Collected data -

START

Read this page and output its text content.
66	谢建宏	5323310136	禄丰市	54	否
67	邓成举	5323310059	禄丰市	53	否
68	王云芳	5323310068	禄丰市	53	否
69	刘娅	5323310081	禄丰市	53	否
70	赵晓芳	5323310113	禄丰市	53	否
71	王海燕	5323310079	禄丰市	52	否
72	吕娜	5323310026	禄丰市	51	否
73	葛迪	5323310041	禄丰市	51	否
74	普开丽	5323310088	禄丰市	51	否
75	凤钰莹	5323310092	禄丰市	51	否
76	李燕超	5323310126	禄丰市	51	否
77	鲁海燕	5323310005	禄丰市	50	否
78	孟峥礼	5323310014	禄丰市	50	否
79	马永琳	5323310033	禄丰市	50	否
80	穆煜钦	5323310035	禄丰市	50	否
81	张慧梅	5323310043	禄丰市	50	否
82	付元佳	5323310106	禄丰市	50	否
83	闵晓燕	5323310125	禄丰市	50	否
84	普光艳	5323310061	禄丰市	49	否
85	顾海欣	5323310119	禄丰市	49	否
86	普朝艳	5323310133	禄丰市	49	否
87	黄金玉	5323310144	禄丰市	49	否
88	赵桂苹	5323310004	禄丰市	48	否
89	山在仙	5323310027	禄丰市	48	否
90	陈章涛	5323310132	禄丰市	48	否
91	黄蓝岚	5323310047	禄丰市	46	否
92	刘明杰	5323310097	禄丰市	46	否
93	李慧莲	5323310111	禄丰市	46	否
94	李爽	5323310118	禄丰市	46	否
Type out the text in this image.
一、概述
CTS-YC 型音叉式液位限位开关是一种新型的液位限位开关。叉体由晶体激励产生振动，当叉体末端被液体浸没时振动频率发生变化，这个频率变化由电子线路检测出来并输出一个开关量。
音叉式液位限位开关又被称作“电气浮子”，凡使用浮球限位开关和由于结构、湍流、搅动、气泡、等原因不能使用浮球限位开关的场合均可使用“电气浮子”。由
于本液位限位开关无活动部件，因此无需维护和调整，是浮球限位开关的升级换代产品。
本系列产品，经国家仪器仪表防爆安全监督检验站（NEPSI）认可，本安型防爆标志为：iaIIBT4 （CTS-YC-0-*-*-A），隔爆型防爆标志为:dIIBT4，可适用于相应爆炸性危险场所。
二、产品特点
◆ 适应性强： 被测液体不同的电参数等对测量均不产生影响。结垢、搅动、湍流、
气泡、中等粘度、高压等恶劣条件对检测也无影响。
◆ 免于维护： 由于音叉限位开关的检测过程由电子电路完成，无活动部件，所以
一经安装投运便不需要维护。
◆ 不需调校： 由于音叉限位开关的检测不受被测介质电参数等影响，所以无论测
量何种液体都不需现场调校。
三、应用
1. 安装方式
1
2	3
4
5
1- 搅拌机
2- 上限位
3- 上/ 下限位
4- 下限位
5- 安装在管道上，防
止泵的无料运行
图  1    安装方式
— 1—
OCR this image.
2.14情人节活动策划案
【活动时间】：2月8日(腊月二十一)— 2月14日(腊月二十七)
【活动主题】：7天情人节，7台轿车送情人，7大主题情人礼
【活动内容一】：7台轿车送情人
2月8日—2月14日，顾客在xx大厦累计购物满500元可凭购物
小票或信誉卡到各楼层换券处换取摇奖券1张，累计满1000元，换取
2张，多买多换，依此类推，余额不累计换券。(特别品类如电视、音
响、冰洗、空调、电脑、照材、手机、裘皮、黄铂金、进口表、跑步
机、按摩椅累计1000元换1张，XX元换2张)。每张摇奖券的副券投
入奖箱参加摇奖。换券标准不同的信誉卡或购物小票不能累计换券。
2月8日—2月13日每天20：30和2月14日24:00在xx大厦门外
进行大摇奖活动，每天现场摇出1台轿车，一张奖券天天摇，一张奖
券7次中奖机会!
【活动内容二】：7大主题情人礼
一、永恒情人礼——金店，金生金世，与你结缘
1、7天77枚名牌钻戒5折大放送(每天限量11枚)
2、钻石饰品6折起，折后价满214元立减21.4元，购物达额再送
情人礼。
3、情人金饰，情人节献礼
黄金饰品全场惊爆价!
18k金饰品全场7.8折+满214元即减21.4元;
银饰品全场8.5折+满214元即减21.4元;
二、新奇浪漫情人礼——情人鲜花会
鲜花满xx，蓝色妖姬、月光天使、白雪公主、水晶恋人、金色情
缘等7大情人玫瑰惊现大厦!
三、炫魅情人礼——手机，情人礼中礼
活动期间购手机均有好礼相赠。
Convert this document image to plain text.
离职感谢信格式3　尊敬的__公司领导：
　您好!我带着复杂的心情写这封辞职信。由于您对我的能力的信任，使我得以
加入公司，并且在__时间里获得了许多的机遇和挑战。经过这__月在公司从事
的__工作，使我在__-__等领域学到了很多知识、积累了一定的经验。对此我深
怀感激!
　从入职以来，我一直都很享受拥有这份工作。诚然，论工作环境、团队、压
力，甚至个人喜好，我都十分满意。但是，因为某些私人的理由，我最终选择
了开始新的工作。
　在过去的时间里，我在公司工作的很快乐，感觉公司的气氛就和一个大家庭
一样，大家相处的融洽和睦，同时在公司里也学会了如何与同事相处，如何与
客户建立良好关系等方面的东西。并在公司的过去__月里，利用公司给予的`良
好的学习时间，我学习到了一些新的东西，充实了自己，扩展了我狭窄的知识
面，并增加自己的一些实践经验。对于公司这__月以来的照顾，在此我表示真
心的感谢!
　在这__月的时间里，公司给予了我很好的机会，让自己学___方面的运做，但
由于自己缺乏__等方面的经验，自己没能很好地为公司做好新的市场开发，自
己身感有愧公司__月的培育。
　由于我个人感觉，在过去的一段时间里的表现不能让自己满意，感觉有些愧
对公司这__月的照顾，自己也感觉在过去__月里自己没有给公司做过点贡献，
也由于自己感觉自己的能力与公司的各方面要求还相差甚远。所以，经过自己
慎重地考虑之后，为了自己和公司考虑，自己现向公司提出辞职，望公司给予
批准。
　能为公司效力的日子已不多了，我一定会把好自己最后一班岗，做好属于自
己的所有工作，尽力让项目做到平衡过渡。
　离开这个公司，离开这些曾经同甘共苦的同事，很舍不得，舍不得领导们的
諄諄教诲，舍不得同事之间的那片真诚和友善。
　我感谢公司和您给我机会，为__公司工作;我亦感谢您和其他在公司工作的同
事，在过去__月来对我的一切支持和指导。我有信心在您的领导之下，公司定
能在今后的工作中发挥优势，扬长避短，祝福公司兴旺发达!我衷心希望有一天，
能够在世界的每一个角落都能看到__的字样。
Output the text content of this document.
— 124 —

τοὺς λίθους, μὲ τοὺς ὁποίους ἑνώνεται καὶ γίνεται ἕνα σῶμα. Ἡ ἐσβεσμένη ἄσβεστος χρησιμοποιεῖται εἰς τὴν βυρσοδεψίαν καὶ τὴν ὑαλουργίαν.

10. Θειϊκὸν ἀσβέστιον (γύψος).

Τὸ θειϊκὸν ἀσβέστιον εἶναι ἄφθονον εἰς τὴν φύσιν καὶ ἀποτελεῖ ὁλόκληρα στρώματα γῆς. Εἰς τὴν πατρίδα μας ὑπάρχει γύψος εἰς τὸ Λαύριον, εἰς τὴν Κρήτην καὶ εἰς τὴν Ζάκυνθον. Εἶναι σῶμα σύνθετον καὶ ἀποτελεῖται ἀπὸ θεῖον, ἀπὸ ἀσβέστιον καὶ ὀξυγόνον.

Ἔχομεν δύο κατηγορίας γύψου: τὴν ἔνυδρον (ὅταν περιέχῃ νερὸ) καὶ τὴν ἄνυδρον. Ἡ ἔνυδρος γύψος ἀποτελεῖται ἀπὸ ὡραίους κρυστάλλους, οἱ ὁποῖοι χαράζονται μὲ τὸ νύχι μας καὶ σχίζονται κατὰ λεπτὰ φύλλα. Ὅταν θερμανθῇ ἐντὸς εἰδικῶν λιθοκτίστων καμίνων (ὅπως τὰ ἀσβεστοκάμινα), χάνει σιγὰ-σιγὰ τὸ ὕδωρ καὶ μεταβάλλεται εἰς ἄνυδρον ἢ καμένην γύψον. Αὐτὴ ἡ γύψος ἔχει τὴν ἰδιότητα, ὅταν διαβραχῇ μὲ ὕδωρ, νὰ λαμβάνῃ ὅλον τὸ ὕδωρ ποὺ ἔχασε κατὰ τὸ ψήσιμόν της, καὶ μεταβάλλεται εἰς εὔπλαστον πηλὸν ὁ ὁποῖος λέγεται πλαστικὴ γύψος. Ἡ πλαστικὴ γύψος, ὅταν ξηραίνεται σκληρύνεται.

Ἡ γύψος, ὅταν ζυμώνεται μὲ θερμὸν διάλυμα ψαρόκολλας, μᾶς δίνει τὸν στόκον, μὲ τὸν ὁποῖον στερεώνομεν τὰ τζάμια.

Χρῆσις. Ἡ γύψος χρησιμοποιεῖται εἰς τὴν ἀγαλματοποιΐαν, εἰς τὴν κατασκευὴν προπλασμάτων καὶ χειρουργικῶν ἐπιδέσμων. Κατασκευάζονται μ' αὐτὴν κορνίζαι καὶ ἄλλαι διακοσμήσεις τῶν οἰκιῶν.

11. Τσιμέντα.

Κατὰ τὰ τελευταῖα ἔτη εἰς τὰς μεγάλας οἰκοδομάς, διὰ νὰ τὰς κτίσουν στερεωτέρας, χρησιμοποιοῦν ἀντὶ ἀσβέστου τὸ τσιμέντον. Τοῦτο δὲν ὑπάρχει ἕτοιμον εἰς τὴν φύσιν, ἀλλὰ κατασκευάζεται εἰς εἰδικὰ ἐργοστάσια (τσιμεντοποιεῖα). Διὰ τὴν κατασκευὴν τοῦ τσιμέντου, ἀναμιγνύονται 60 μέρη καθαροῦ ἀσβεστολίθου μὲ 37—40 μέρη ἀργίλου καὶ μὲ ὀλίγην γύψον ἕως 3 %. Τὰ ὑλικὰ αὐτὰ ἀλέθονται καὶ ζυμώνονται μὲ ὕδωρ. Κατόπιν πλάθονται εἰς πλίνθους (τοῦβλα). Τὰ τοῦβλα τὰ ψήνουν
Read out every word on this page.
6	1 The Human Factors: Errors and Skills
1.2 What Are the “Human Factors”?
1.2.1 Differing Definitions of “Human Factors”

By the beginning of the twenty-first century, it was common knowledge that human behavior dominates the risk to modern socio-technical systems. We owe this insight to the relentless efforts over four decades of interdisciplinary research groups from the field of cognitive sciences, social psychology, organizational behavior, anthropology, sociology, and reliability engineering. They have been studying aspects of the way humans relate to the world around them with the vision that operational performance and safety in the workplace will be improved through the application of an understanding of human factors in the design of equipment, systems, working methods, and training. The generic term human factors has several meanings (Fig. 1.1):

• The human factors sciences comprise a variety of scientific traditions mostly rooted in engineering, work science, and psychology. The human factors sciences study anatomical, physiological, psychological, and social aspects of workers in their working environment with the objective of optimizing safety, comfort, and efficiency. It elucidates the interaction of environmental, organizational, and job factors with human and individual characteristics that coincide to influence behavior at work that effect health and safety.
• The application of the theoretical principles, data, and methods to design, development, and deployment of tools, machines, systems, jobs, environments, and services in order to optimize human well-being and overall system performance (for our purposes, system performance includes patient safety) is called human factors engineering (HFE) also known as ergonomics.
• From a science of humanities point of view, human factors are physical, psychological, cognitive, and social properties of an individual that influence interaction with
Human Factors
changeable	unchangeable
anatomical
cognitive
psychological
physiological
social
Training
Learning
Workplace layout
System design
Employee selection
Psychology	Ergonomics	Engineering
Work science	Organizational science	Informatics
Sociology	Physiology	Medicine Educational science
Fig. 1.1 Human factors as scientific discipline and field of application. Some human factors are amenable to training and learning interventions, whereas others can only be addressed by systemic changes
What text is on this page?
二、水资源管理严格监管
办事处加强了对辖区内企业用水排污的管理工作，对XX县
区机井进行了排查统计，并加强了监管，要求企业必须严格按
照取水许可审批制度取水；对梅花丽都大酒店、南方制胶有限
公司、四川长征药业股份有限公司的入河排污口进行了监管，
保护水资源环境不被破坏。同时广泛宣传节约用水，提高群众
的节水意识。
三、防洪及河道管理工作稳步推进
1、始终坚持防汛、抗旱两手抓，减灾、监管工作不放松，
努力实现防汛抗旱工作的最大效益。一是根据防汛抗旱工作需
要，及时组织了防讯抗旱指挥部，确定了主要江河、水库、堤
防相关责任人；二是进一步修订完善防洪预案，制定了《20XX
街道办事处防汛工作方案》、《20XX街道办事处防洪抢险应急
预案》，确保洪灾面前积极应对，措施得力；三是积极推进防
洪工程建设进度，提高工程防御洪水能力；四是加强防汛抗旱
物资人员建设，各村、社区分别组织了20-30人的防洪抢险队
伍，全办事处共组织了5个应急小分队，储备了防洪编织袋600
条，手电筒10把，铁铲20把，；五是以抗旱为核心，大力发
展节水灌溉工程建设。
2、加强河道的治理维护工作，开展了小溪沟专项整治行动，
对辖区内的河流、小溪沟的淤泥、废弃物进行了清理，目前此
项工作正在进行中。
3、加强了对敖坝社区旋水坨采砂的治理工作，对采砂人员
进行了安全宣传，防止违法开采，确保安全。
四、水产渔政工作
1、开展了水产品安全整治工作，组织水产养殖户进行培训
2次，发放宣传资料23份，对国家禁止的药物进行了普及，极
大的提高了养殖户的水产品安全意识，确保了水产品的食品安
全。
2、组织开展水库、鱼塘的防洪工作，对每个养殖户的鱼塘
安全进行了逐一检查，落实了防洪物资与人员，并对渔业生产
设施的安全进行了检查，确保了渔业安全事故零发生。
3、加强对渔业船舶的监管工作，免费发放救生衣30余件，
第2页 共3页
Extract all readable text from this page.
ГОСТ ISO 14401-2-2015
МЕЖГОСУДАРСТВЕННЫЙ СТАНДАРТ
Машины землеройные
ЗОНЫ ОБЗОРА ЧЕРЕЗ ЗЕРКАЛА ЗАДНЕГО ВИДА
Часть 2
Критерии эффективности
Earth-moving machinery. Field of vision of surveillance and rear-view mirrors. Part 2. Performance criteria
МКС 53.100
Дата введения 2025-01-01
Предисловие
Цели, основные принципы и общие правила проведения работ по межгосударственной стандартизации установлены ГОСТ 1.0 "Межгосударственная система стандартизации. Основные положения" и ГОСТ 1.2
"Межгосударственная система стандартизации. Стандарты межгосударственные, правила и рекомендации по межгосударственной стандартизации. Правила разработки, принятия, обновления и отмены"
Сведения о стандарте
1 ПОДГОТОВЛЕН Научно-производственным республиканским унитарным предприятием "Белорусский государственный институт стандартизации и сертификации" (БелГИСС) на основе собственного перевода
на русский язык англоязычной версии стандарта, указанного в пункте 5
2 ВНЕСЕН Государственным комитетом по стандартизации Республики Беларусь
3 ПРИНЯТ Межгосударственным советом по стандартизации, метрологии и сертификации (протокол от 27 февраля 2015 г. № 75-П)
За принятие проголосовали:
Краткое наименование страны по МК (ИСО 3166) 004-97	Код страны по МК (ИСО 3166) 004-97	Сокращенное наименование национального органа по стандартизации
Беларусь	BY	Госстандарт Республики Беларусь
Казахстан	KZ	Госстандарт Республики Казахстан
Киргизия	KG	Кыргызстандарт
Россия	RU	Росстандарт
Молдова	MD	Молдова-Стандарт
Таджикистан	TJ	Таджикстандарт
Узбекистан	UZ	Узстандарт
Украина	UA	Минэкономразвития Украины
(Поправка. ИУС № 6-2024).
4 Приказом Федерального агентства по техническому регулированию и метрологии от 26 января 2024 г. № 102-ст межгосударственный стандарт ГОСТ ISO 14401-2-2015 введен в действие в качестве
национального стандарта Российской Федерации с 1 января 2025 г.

END

DESCRIPTION OF THE TASK - Where a line of the entries contains the word "page", copy that line.

CORRECT RESULT -
Read this page and output its text content.
Read out every word on this page.
What text is on this page?
Extract all readable text from this page.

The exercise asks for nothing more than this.